▶ **Task description**:
Transcribe the entries word for word, starting at the first line and ending at the line that contains "socialize-label: Socialize [6,120,18,166]".

(Records of where elements appear)

§ §

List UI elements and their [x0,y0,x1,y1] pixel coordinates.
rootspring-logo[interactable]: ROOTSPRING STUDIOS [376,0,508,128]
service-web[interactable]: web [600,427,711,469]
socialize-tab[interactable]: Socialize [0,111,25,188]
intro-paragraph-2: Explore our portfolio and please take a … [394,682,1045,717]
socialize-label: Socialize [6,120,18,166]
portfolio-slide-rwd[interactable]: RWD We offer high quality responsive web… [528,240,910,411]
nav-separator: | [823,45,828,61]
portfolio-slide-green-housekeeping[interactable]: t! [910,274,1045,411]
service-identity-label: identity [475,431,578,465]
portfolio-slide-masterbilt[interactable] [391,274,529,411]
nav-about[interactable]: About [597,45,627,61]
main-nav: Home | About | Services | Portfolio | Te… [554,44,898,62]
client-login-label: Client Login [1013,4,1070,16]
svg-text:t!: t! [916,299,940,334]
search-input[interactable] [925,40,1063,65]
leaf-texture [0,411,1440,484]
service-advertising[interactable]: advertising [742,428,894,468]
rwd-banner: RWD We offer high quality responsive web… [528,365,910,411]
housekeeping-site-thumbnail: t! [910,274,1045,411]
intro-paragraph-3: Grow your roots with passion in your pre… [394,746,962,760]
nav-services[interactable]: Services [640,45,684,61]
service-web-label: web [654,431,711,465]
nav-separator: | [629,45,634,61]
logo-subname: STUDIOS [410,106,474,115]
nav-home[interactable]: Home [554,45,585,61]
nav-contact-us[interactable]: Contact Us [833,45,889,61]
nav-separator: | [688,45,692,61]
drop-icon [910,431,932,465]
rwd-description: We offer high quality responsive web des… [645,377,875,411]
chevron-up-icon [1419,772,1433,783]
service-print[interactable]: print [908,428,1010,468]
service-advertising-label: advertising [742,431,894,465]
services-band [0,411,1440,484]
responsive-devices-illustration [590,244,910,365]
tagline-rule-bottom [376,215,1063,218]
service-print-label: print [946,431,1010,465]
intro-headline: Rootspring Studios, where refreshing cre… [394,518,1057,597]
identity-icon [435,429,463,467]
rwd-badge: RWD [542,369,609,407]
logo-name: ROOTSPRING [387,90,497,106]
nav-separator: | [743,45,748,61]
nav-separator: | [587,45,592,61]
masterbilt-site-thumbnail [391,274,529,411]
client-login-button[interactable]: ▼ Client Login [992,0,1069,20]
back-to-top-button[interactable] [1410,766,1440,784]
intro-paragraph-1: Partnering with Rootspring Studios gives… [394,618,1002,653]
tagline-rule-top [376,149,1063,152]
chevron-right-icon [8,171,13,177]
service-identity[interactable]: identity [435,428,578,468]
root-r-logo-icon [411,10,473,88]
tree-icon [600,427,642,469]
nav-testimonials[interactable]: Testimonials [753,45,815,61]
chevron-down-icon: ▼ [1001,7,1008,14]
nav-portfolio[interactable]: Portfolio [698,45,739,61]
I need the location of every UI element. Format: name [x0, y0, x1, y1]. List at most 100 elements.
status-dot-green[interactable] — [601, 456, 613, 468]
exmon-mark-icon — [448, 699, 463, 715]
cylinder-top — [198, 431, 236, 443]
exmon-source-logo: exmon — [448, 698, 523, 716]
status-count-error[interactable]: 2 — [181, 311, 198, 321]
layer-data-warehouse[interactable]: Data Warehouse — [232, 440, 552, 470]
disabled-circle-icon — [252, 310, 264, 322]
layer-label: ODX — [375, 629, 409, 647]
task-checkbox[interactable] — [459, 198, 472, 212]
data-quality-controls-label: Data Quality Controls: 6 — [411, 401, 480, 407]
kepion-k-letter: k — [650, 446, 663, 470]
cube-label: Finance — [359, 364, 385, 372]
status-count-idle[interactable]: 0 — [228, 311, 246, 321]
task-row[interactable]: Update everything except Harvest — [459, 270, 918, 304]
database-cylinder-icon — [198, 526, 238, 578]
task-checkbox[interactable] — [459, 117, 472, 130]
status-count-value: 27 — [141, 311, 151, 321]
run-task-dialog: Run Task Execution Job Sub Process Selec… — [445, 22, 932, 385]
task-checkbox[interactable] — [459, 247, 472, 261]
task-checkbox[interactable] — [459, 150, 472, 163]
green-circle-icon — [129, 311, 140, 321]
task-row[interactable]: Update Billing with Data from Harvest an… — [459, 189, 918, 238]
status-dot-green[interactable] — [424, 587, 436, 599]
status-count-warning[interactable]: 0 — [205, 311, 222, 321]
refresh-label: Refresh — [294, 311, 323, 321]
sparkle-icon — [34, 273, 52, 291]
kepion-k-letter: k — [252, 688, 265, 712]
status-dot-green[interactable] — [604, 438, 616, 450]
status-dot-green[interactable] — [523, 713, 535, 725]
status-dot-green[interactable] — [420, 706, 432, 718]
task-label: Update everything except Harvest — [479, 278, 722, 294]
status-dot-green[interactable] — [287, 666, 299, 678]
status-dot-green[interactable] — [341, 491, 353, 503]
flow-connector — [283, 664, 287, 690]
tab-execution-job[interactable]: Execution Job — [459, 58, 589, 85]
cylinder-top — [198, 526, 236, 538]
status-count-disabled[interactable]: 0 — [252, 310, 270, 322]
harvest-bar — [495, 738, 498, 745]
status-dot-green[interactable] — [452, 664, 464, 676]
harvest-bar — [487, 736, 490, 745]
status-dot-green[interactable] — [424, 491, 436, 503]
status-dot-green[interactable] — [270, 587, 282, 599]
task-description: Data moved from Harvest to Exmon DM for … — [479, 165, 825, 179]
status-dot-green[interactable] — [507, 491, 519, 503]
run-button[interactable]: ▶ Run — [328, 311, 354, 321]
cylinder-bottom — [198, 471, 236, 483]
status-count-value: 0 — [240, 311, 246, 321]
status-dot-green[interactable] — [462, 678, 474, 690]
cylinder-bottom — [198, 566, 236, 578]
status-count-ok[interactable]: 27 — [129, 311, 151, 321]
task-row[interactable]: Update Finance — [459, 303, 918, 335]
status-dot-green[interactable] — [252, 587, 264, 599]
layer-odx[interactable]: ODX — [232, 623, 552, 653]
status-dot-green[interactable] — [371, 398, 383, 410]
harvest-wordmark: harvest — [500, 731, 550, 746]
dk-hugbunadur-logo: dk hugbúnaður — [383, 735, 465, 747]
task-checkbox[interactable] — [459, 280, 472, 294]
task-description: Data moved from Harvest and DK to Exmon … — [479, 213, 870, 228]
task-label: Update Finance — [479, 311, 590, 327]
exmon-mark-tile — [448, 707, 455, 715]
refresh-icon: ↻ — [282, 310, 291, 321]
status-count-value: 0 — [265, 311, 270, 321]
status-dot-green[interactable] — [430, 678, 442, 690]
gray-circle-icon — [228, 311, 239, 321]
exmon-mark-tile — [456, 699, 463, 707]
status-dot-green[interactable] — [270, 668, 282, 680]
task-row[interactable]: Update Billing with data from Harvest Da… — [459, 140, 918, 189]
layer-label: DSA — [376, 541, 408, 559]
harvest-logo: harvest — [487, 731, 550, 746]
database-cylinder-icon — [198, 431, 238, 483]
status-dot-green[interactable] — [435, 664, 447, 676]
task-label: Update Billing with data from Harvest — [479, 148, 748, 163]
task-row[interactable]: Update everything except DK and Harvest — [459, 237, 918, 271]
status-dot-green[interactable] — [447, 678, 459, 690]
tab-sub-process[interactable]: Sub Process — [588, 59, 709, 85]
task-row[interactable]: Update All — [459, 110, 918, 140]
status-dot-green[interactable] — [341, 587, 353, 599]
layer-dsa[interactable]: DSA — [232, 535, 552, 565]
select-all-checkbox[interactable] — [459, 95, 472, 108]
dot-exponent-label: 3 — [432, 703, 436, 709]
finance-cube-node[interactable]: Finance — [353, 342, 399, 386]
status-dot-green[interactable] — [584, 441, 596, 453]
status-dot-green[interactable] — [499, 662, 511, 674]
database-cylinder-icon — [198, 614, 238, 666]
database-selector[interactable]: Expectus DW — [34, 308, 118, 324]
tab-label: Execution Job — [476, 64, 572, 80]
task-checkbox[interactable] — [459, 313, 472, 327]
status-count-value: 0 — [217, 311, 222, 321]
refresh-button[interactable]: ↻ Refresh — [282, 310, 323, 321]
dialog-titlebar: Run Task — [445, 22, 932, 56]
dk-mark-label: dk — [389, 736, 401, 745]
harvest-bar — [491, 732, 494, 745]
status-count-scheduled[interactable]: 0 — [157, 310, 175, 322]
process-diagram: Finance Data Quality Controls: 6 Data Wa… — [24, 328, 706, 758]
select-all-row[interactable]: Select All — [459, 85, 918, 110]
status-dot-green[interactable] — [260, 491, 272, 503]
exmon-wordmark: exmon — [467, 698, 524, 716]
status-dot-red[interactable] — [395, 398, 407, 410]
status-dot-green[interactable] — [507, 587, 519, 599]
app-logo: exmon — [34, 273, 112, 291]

§ §

▶ **Output for this exercise**:
List UI elements and their [x0,y0,x1,y1] pixel coordinates.
rootspring-logo[interactable]: ROOTSPRING STUDIOS [376,0,508,128]
service-web[interactable]: web [600,427,711,469]
socialize-tab[interactable]: Socialize [0,111,25,188]
intro-paragraph-2: Explore our portfolio and please take a … [394,682,1045,717]
socialize-label: Socialize [6,120,18,166]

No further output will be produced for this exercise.